** Directions **
Tally up the lines that include "Delega" and state that number by itself.
* start *
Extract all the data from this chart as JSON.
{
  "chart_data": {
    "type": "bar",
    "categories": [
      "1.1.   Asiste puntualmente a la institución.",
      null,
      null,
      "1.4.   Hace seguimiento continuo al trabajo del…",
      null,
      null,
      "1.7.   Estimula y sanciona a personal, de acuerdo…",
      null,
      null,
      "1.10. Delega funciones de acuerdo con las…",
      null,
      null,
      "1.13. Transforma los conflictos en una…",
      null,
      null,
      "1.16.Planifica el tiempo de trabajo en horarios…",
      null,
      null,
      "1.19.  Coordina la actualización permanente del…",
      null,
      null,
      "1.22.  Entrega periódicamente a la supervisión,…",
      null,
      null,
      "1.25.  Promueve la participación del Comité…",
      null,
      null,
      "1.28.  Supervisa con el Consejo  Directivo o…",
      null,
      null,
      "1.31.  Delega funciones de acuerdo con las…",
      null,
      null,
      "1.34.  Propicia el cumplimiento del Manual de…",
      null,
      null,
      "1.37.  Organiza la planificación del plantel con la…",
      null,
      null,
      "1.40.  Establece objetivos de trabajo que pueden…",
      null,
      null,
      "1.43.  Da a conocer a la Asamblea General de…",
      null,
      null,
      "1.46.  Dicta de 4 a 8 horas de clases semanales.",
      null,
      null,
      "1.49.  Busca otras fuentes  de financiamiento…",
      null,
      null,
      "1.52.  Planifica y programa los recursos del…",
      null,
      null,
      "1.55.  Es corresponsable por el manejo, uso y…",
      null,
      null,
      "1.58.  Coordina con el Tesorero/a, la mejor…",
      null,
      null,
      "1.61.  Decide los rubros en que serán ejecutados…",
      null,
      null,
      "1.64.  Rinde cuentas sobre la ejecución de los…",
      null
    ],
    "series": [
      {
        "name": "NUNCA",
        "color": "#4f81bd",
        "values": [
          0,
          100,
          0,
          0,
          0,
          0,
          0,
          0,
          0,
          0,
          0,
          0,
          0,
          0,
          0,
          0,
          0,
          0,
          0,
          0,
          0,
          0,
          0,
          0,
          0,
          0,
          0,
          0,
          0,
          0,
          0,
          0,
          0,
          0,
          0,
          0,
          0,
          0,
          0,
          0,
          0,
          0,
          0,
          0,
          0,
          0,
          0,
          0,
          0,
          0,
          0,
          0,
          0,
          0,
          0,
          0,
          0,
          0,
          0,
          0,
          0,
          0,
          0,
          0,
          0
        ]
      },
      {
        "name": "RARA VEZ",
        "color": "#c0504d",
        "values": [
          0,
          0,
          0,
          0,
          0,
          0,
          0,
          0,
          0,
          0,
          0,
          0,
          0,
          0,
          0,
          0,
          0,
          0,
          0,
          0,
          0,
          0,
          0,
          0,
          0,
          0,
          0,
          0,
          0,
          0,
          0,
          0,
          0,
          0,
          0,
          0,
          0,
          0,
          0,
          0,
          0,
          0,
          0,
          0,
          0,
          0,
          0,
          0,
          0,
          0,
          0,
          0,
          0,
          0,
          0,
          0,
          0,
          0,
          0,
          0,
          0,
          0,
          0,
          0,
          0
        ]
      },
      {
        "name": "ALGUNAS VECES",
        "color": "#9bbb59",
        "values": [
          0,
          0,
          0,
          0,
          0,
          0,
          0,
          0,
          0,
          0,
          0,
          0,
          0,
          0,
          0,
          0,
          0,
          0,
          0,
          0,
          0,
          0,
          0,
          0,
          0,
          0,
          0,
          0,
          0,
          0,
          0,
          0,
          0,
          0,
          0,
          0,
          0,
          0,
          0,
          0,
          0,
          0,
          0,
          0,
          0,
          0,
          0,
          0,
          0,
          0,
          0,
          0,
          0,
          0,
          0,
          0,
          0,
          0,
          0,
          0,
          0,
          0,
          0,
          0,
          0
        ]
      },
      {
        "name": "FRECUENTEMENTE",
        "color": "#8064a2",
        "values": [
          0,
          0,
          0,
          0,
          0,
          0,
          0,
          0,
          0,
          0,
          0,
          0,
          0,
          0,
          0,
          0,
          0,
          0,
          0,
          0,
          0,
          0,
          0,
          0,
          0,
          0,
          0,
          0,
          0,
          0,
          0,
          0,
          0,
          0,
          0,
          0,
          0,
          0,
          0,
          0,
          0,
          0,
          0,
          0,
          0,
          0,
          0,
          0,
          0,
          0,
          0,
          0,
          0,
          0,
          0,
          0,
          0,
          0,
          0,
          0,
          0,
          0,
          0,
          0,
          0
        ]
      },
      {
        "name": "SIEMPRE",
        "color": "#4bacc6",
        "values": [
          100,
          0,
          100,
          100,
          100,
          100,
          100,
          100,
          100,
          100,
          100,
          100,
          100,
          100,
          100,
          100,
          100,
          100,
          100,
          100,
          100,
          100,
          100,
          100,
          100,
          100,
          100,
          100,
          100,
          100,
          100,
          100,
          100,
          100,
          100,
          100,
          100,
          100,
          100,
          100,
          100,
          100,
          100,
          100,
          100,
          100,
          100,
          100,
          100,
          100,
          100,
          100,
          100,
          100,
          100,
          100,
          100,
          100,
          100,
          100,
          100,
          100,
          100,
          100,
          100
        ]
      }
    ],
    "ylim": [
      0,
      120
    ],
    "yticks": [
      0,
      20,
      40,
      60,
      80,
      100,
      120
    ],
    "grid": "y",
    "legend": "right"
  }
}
* end *
** Result for this task **
2